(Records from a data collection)
····················
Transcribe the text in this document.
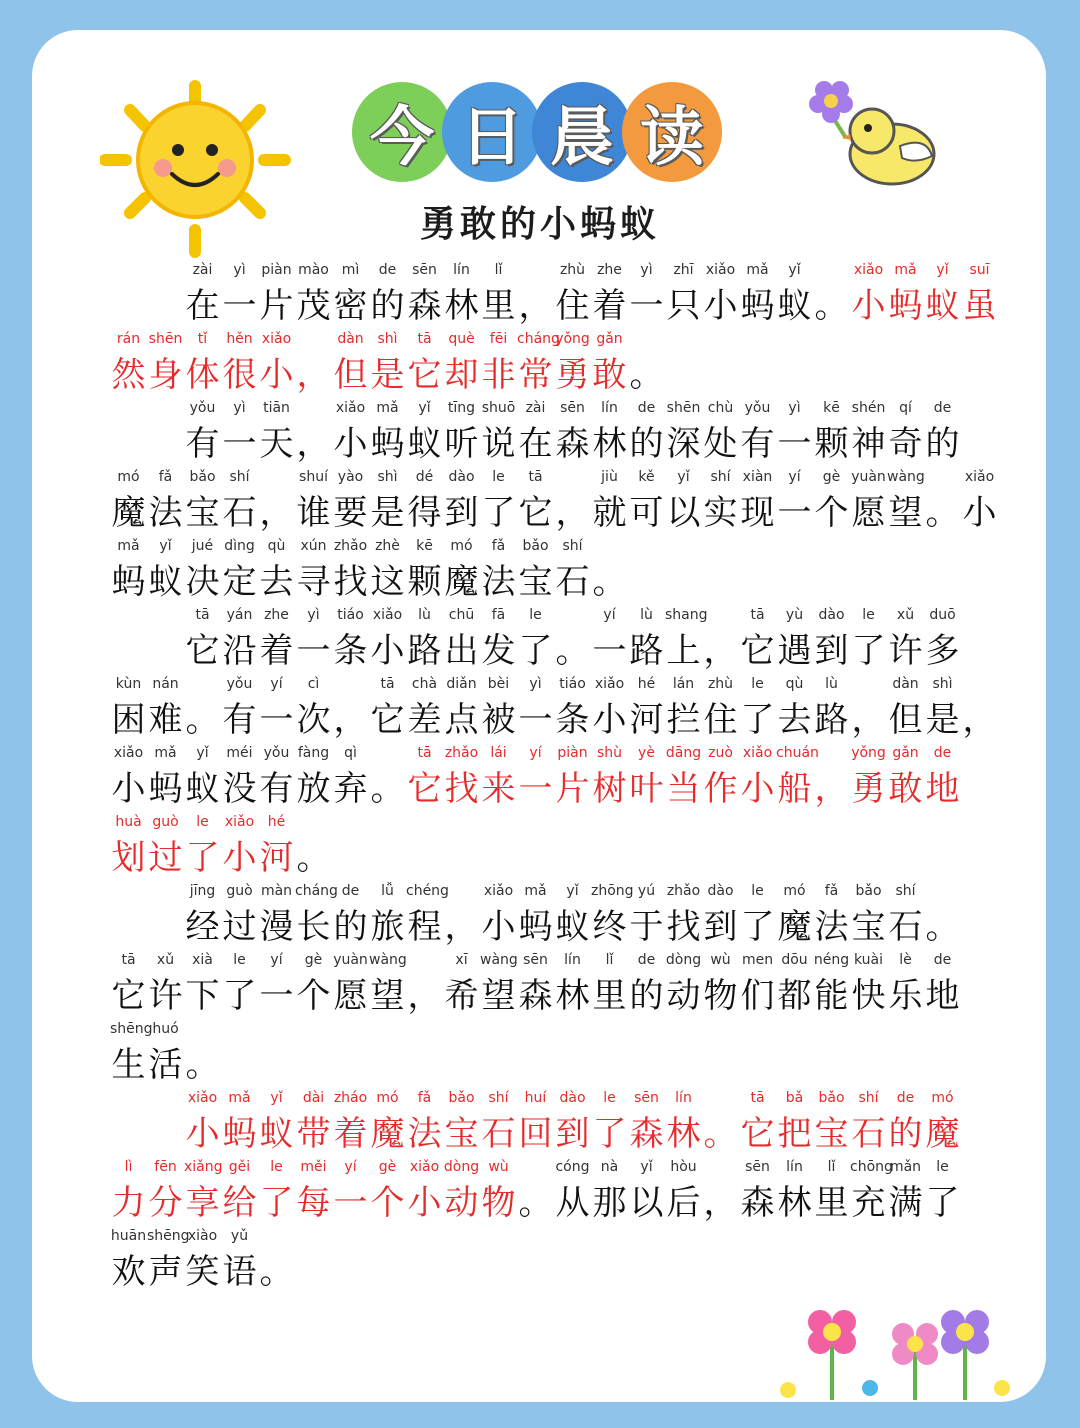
今 日 晨 读
勇敢的小蚂蚁
zài
在
yì
一
piàn
片
mào
茂
mì
密
de
的
sēn
森
lín
林
lǐ
里 ，
zhù
住
zhe
着
yì
一
zhī
只
xiǎo
小
mǎ
蚂
yǐ
蚁 。
xiǎo
小
mǎ
蚂
yǐ
蚁
suī
虽
rán
然
shēn
身
tǐ
体
hěn
很
xiǎo
小 ，
dàn
但
shì
是
tā
它
què
却
fēi
非
cháng
常
yǒng
勇
gǎn
敢 。
yǒu
有
yì
一
tiān
天 ，
xiǎo
小
mǎ
蚂
yǐ
蚁
tīng
听
shuō
说
zài
在
sēn
森
lín
林
de
的
shēn
深
chù
处
yǒu
有
yì
一
kē
颗
shén
神
qí
奇
de
的
mó
魔
fǎ
法
bǎo
宝
shí
石 ，
shuí
谁
yào
要
shì
是
dé
得
dào
到
le
了
tā
它 ，
jiù
就
kě
可
yǐ
以
shí
实
xiàn
现
yí
一
gè
个
yuàn
愿
wàng
望 。
xiǎo
小
mǎ
蚂
yǐ
蚁
jué
决
dìng
定
qù
去
xún
寻
zhǎo
找
zhè
这
kē
颗
mó
魔
fǎ
法
bǎo
宝
shí
石 。
tā
它
yán
沿
zhe
着
yì
一
tiáo
条
xiǎo
小
lù
路
chū
出
fā
发
le
了 。
yí
一
lù
路
shang
上 ，
tā
它
yù
遇
dào
到
le
了
xǔ
许
duō
多
kùn
困
nán
难 。
yǒu
有
yí
一
cì
次 ，
tā
它
chà
差
diǎn
点
bèi
被
yì
一
tiáo
条
xiǎo
小
hé
河
lán
拦
zhù
住
le
了
qù
去
lù
路 ，
dàn
但
shì
是 ，
xiǎo
小
mǎ
蚂
yǐ
蚁
méi
没
yǒu
有
fàng
放
qì
弃 。
tā
它
zhǎo
找
lái
来
yí
一
piàn
片
shù
树
yè
叶
dāng
当
zuò
作
xiǎo
小
chuán
船 ，
yǒng
勇
gǎn
敢
de
地
huà
划
guò
过
le
了
xiǎo
小
hé
河 。
jīng
经
guò
过
màn
漫
cháng
长
de
的
lǚ
旅
chéng
程 ，
xiǎo
小
mǎ
蚂
yǐ
蚁
zhōng
终
yú
于
zhǎo
找
dào
到
le
了
mó
魔
fǎ
法
bǎo
宝
shí
石 。
tā
它
xǔ
许
xià
下
le
了
yí
一
gè
个
yuàn
愿
wàng
望 ，
xī
希
wàng
望
sēn
森
lín
林
lǐ
里
de
的
dòng
动
wù
物
men
们
dōu
都
néng
能
kuài
快
lè
乐
de
地
shēng
生
huó
活 。
xiǎo
小
mǎ
蚂
yǐ
蚁
dài
带
zháo
着
mó
魔
fǎ
法
bǎo
宝
shí
石
huí
回
dào
到
le
了
sēn
森
lín
林 。
tā
它
bǎ
把
bǎo
宝
shí
石
de
的
mó
魔
lì
力
fēn
分
xiǎng
享
gěi
给
le
了
měi
每
yí
一
gè
个
xiǎo
小
dòng
动
wù
物 。
cóng
从
nà
那
yǐ
以
hòu
后 ，
sēn
森
lín
林
lǐ
里
chōng
充
mǎn
满
le
了
huān
欢
shēng
声
xiào
笑
yǔ
语 。
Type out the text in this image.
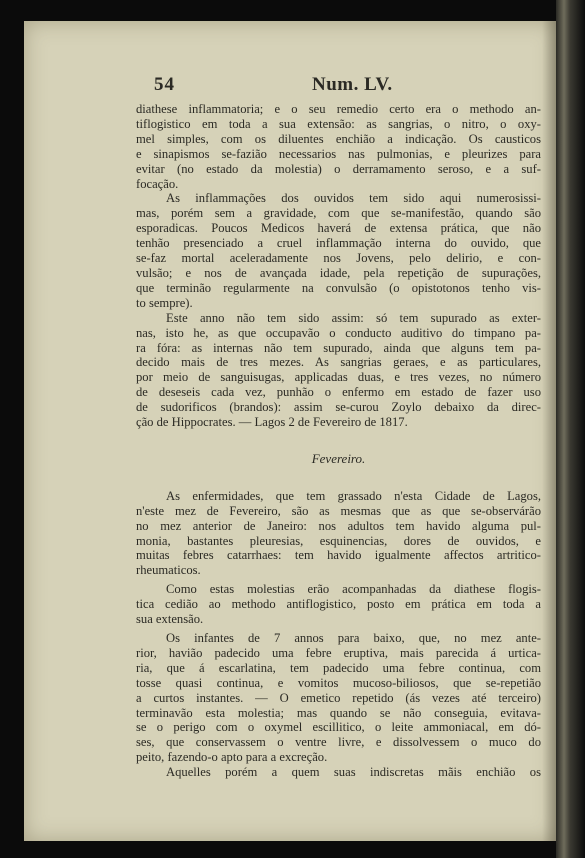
54	Num. LV.
diathese inflammatoria; e o seu remedio certo era o methodo an-
tiflogistico em toda a sua extensão: as sangrias, o nitro, o oxy-
mel simples, com os diluentes enchião a indicação. Os causticos
e sinapismos se-fazião necessarios nas pulmonias, e pleurizes para
evitar (no estado da molestia) o derramamento seroso, e a suf-
focação.
As inflammações dos ouvidos tem sido aqui numerosissi-
mas, porém sem a gravidade, com que se-manifestão, quando são
esporadicas. Poucos Medicos haverá de extensa prática, que não
tenhão presenciado a cruel inflammação interna do ouvido, que
se-faz mortal aceleradamente nos Jovens, pelo delirio, e con-
vulsão; e nos de avançada idade, pela repetição de supurações,
que terminão regularmente na convulsão (o opistotonos tenho vis-
to sempre).
Este anno não tem sido assim: só tem supurado as exter-
nas, isto he, as que occupavão o conducto auditivo do timpano pa-
ra fóra: as internas não tem supurado, ainda que alguns tem pa-
decido mais de tres mezes. As sangrias geraes, e as particulares,
por meio de sanguisugas, applicadas duas, e tres vezes, no número
de deseseis cada vez, punhão o enfermo em estado de fazer uso
de sudorificos (brandos): assim se-curou Zoylo debaixo da direc-
ção de Hippocrates. — Lagos 2 de Fevereiro de 1817.
Fevereiro.
As enfermidades, que tem grassado n'esta Cidade de Lagos,
n'este mez de Fevereiro, são as mesmas que as que se-observárão
no mez anterior de Janeiro: nos adultos tem havido alguma pul-
monia, bastantes pleuresias, esquinencias, dores de ouvidos, e
muitas febres catarrhaes: tem havido igualmente affectos artritico-
rheumaticos.
Como estas molestias erão acompanhadas da diathese flogis-
tica cedião ao methodo antiflogistico, posto em prática em toda a
sua extensão.
Os infantes de 7 annos para baixo, que, no mez ante-
rior, havião padecido uma febre eruptiva, mais parecida á urtica-
ria, que á escarlatina, tem padecido uma febre continua, com
tosse quasi continua, e vomitos mucoso-biliosos, que se-repetião
a curtos instantes. — O emetico repetido (ás vezes até terceiro)
terminavão esta molestia; mas quando se não conseguia, evitava-
se o perigo com o oxymel escillitico, o leite ammoniacal, em dó-
ses, que conservassem o ventre livre, e dissolvessem o muco do
peito, fazendo-o apto para a excreção.
Aquelles porém a quem suas indiscretas mãis enchião os
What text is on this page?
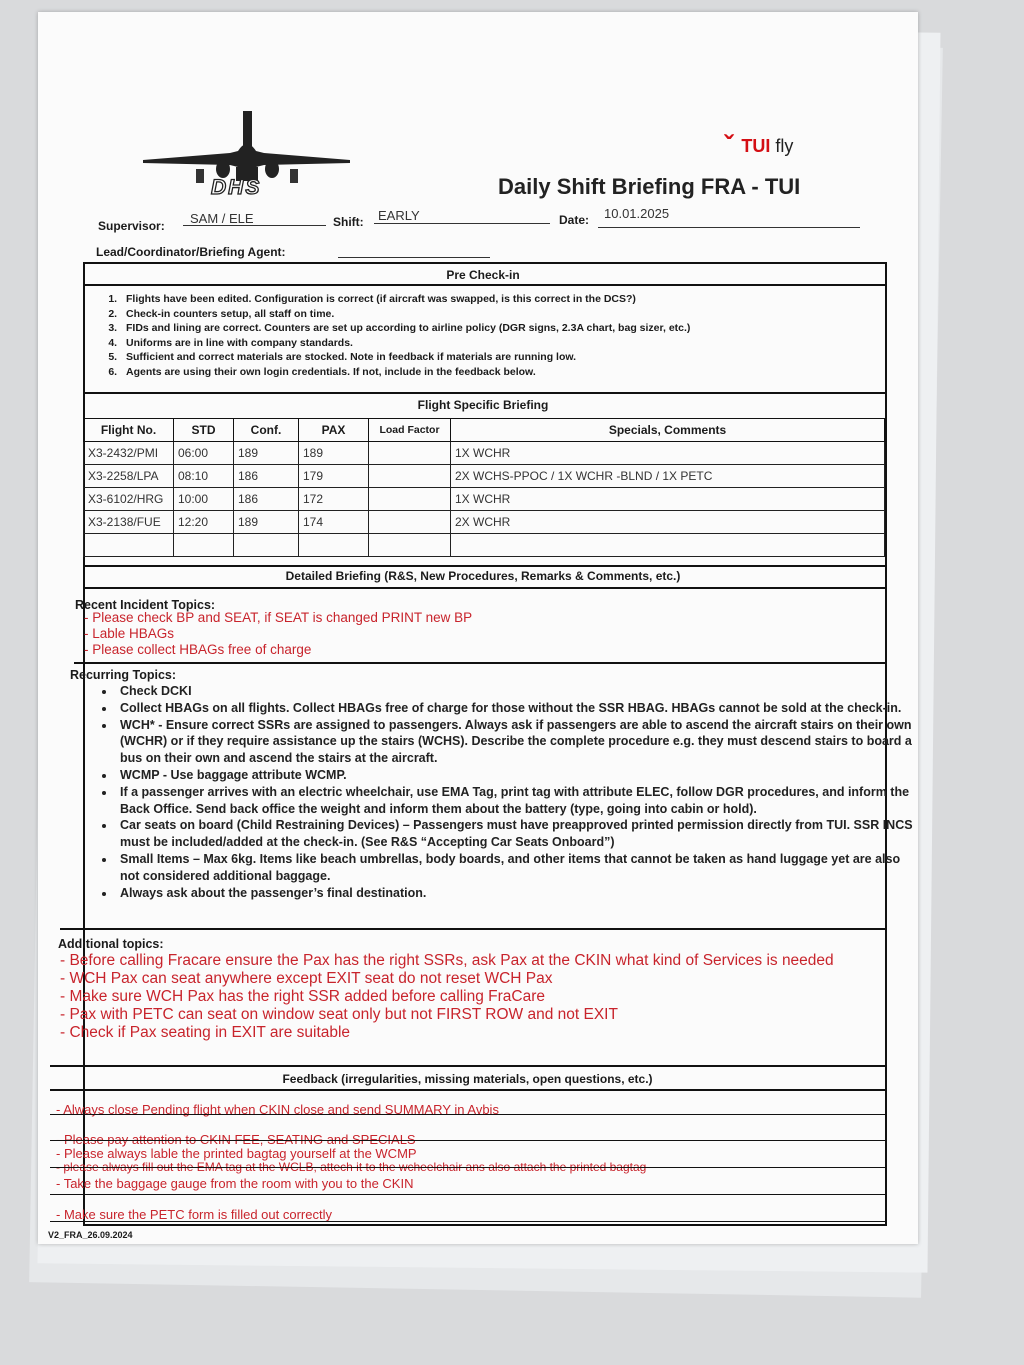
DHS
ˇ TUI fly
Daily Shift Briefing FRA - TUI
Supervisor: SAM / ELE	Shift: EARLY	Date: 10.01.2025
Lead/Coordinator/Briefing Agent:
Pre Check-in
1. Flights have been edited. Configuration is correct (if aircraft was swapped, is this correct in the DCS?)
2. Check-in counters setup, all staff on time.
3. FIDs and lining are correct. Counters are set up according to airline policy (DGR signs, 2.3A chart, bag sizer, etc.)
4. Uniforms are in line with company standards.
5. Sufficient and correct materials are stocked. Note in feedback if materials are running low.
6. Agents are using their own login credentials. If not, include in the feedback below.
Flight Specific Briefing
Flight No.	STD	Conf.	PAX	Load Factor	Specials, Comments
X3-2432/PMI	06:00	189	189		1X WCHR
X3-2258/LPA	08:10	186	179		2X WCHS-PPOC / 1X WCHR -BLND / 1X PETC
X3-6102/HRG	10:00	186	172		1X WCHR
X3-2138/FUE	12:20	189	174		2X WCHR

Detailed Briefing (R&S, New Procedures, Remarks & Comments, etc.)
Recent Incident Topics:
- Please check BP and SEAT, if SEAT is changed PRINT new BP
- Lable HBAGs
- Please collect HBAGs free of charge
Recurring Topics:
• Check DCKI
• Collect HBAGs on all flights. Collect HBAGs free of charge for those without the SSR HBAG. HBAGs cannot be sold at the check-in.
• WCH* - Ensure correct SSRs are assigned to passengers. Always ask if passengers are able to ascend the aircraft stairs on their own (WCHR) or if they require assistance up the stairs (WCHS). Describe the complete procedure e.g. they must descend stairs to board a bus on their own and ascend the stairs at the aircraft.
• WCMP - Use baggage attribute WCMP.
• If a passenger arrives with an electric wheelchair, use EMA Tag, print tag with attribute ELEC, follow DGR procedures, and inform the Back Office. Send back office the weight and inform them about the battery (type, going into cabin or hold).
• Car seats on board (Child Restraining Devices) – Passengers must have preapproved printed permission directly from TUI. SSR INCS must be included/added at the check-in. (See R&S “Accepting Car Seats Onboard”)
• Small Items – Max 6kg. Items like beach umbrellas, body boards, and other items that cannot be taken as hand luggage yet are also not considered additional baggage.
• Always ask about the passenger’s final destination.
Additional topics:
- Before calling Fracare ensure the Pax has the right SSRs, ask Pax at the CKIN what kind of Services is needed
- WCH Pax can seat anywhere except EXIT seat do not reset WCH Pax
- Make sure WCH Pax has the right SSR added before calling FraCare
- Pax with PETC can seat on window seat only but not FIRST ROW and not EXIT
- Check if Pax seating in EXIT are suitable
Feedback (irregularities, missing materials, open questions, etc.)
- Always close Pending flight when CKIN close and send SUMMARY in Avbis
- Please pay attention to CKIN FEE, SEATING and SPECIALS
- Please always lable the printed bagtag yourself at the WCMP
- please always fill out the EMA tag at the WCLB, attech it to the wcheelchair ans also attach the printed bagtag
- Take the baggage gauge from the room with you to the CKIN
- Make sure the PETC form is filled out correctly
V2_FRA_26.09.2024
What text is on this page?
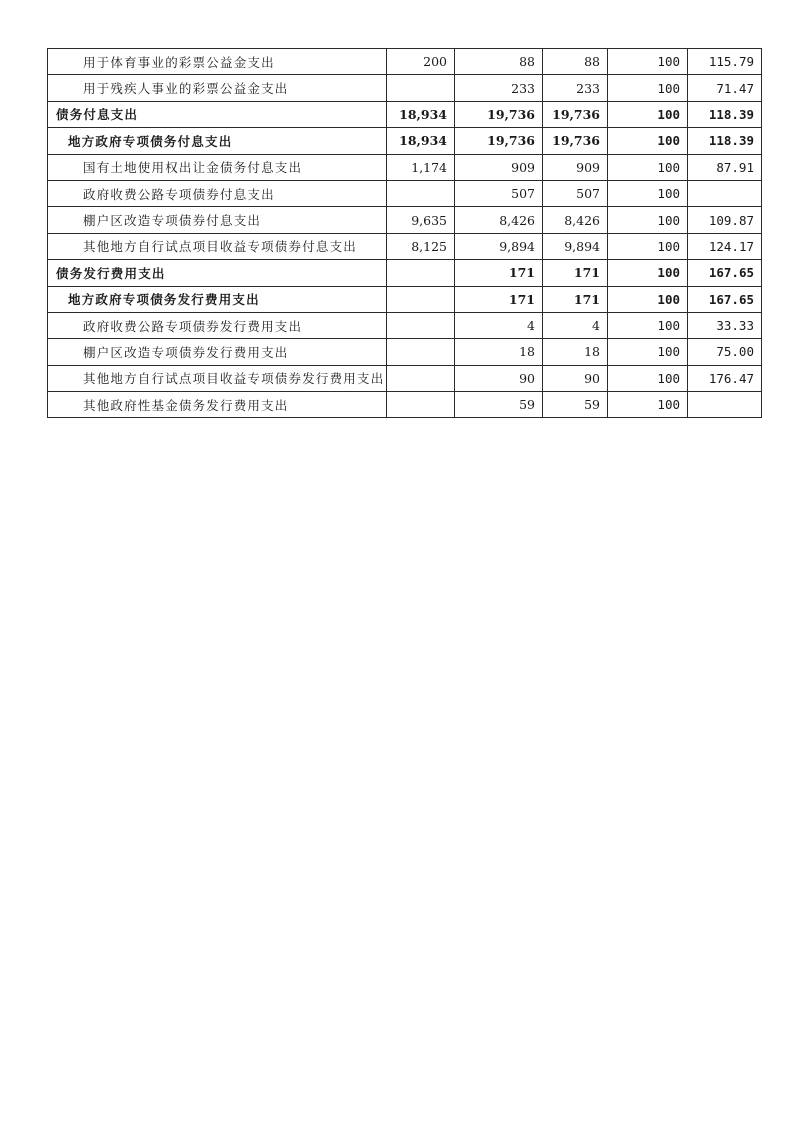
用于体育事业的彩票公益金支出	200	88	88	100	115.79
用于残疾人事业的彩票公益金支出		233	233	100	71.47
债务付息支出	18,934	19,736	19,736	100	118.39
地方政府专项债务付息支出	18,934	19,736	19,736	100	118.39
国有土地使用权出让金债务付息支出	1,174	909	909	100	87.91
政府收费公路专项债券付息支出		507	507	100	
棚户区改造专项债券付息支出	9,635	8,426	8,426	100	109.87
其他地方自行试点项目收益专项债券付息支出	8,125	9,894	9,894	100	124.17
债务发行费用支出		171	171	100	167.65
地方政府专项债务发行费用支出		171	171	100	167.65
政府收费公路专项债券发行费用支出		4	4	100	33.33
棚户区改造专项债券发行费用支出		18	18	100	75.00
其他地方自行试点项目收益专项债券发行费用支出		90	90	100	176.47
其他政府性基金债务发行费用支出		59	59	100	
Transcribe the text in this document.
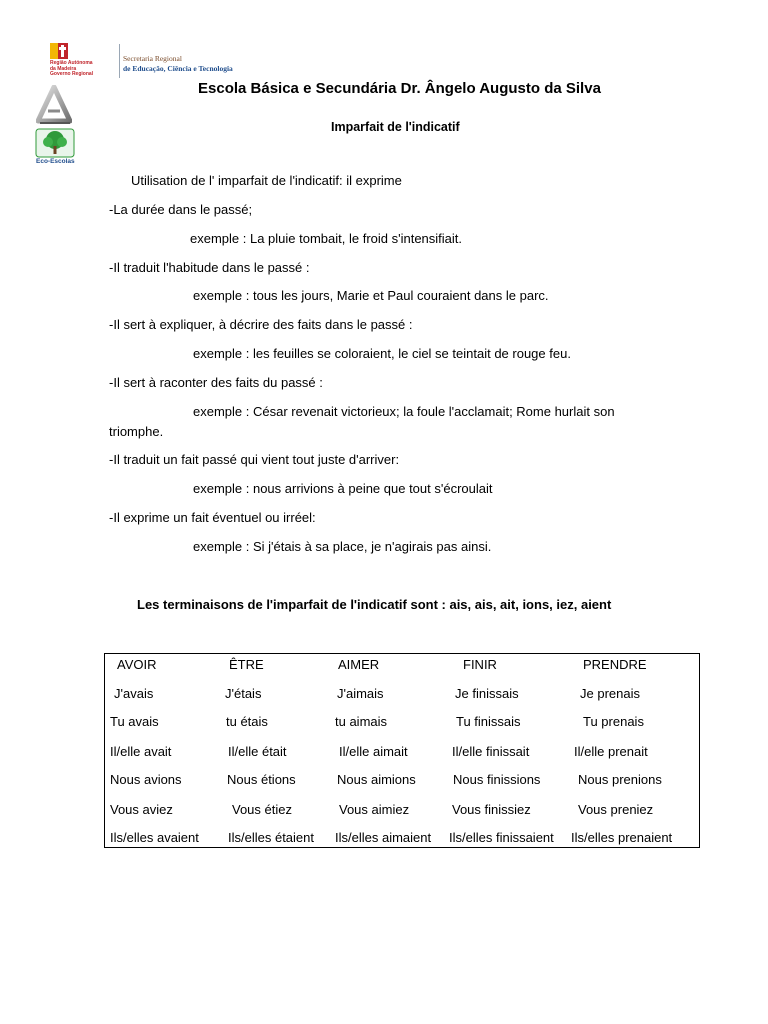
Região Autónoma
da Madeira
Governo Regional
Secretaria Regional
de Educação, Ciência e Tecnologia
Eco-Escolas
Escola Básica e Secundária Dr. Ângelo Augusto da Silva
Imparfait de l'indicatif
Utilisation de l' imparfait de l'indicatif: il exprime
-La durée dans le passé;
exemple : La pluie tombait, le froid s'intensifiait.
-Il traduit l'habitude dans le passé :
exemple : tous les jours, Marie et Paul couraient dans le parc.
-Il sert à expliquer, à décrire des faits dans le passé :
exemple : les feuilles se coloraient, le ciel se teintait de rouge feu.
-Il sert à raconter des faits du passé :
exemple : César revenait victorieux; la foule l'acclamait; Rome hurlait son
triomphe.
-Il traduit un fait passé qui vient tout juste d'arriver:
exemple : nous arrivions à peine que tout s'écroulait
-Il exprime un fait éventuel ou irréel:
exemple : Si j'étais à sa place, je n'agirais pas ainsi.
Les terminaisons de l'imparfait de l'indicatif sont : ais, ais, ait, ions, iez, aient
AVOIR	ÊTRE	AIMER	FINIR	PRENDRE
J'avais	J'étais	J'aimais	Je finissais	Je prenais
Tu avais	tu étais	tu aimais	Tu finissais	Tu prenais
Il/elle avait	Il/elle était	Il/elle aimait	Il/elle finissait	Il/elle prenait
Nous avions	Nous étions	Nous aimions	Nous finissions	Nous prenions
Vous aviez	Vous étiez	Vous aimiez	Vous finissiez	Vous preniez
Ils/elles avaient Ils/elles étaient Ils/elles aimaient Ils/elles finissaient Ils/elles prenaient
····················
Show the lines where the word "avais" appears in the entries.

CORRECT ANSWER =>
J'avais	J'étais	J'aimais	Je finissais	Je prenais
Tu avais	tu étais	tu aimais	Tu finissais	Tu prenais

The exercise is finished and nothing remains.